Copy out all the lines where "PPTX" shows up.
------ Entries ------
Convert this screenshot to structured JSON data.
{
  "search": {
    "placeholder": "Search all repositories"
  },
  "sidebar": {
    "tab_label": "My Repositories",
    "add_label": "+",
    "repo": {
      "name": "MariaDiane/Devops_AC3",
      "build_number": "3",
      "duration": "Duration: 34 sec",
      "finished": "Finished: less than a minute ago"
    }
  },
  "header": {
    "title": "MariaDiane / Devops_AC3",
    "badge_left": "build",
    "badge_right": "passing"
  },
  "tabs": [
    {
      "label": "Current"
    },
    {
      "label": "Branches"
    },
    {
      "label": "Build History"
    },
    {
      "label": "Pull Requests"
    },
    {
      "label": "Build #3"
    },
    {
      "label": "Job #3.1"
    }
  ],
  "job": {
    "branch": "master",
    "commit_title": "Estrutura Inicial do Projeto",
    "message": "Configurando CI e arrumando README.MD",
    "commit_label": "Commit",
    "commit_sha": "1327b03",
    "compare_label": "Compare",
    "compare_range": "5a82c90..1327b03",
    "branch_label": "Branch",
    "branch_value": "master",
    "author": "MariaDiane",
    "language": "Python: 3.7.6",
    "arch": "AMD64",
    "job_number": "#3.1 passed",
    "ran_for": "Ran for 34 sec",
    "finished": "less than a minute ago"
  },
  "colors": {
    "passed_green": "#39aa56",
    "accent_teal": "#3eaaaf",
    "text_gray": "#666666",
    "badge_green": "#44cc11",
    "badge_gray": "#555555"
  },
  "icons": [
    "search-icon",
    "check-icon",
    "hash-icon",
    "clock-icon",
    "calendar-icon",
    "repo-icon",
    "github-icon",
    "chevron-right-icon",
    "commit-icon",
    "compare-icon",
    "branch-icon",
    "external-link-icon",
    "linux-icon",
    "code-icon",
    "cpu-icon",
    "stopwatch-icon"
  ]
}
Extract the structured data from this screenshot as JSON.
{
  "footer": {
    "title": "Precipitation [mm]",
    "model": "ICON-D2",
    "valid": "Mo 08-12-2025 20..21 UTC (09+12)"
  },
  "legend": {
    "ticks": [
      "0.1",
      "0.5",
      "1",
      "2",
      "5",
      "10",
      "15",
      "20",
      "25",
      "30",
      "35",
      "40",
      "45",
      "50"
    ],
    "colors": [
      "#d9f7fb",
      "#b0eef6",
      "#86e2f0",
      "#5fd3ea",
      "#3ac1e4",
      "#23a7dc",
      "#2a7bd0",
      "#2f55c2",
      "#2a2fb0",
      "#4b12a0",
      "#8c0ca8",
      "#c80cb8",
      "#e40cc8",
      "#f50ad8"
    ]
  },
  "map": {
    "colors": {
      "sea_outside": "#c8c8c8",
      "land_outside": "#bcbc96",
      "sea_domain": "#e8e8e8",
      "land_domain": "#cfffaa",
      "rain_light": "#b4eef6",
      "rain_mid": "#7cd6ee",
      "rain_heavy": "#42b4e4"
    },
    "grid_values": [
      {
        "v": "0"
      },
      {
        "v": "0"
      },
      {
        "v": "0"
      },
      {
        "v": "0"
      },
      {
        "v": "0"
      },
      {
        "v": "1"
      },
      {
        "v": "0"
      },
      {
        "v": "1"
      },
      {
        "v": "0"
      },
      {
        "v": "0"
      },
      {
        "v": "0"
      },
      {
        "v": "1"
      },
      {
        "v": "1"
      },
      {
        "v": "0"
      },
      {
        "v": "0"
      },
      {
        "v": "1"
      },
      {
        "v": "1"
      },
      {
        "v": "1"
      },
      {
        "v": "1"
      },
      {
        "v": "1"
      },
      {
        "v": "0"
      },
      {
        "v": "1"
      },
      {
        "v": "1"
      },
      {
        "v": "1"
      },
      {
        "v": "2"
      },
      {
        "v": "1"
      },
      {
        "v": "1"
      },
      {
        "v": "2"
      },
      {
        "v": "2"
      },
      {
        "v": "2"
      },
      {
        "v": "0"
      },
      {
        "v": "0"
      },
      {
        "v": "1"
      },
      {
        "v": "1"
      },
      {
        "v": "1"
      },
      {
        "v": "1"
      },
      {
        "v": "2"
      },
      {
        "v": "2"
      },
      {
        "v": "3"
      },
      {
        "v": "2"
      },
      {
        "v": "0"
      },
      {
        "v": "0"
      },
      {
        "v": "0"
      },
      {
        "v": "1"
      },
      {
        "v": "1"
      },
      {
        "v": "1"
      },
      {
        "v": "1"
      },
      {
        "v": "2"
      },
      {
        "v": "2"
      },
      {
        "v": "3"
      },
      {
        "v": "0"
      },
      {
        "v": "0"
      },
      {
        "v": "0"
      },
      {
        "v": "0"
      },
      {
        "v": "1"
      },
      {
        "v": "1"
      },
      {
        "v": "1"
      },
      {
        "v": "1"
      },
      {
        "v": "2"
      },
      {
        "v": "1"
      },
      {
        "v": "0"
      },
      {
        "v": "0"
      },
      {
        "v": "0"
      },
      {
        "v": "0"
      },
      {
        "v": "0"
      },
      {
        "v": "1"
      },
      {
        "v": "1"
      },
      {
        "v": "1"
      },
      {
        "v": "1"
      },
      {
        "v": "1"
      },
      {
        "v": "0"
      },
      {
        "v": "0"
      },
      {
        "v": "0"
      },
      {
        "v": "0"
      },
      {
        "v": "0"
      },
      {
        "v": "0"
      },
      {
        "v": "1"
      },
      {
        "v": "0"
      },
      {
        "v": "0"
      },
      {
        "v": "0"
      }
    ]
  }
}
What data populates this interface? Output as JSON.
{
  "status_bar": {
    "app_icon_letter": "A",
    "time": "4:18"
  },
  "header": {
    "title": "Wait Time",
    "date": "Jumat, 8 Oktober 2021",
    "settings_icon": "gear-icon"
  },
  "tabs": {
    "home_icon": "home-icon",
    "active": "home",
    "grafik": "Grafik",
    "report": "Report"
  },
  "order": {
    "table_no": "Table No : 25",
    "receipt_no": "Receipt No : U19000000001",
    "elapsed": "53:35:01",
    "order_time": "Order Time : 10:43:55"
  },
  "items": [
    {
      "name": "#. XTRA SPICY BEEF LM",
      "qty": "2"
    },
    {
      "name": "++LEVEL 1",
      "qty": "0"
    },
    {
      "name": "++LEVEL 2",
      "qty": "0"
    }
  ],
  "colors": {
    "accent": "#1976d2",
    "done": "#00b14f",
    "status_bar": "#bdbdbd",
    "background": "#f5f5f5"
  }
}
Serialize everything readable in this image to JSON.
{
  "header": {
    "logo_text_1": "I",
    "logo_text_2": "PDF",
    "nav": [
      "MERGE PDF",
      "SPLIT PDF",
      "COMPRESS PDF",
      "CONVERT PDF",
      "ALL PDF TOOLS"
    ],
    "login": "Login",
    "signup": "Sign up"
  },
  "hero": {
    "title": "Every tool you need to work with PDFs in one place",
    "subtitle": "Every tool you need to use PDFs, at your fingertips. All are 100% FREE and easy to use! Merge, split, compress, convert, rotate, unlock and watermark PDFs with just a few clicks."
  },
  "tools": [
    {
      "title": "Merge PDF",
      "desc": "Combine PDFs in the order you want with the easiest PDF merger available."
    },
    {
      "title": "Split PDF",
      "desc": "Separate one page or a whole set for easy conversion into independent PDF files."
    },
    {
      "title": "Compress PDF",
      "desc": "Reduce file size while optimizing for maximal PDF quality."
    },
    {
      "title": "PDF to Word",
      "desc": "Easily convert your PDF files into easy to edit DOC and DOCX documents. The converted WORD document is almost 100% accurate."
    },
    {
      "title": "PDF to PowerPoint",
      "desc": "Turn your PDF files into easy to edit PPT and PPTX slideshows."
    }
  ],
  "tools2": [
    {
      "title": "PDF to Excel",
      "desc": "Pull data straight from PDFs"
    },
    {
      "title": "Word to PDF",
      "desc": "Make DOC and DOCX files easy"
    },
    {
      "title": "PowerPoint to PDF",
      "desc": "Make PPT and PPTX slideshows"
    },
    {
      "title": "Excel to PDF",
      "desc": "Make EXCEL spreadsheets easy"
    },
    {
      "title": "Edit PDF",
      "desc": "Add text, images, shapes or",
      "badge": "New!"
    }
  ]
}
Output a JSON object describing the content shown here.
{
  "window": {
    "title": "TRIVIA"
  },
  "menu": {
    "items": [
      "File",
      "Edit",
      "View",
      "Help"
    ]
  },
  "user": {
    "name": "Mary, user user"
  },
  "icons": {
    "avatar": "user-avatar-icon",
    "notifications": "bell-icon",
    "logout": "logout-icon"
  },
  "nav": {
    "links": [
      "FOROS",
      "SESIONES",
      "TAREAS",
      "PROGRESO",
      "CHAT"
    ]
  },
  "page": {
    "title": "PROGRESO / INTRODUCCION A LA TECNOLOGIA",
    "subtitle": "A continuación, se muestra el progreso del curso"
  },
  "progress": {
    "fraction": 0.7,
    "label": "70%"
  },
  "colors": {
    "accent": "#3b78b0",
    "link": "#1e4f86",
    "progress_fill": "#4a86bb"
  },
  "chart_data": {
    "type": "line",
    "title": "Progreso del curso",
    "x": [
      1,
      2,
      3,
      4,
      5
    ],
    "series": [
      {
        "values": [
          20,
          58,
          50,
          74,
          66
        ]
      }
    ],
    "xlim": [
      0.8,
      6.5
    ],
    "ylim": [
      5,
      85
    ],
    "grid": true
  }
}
------
→ **Written solution**:
      "desc": "Turn your PDF files into easy to edit PPT and PPTX slideshows."
      "desc": "Make PPT and PPTX slideshows"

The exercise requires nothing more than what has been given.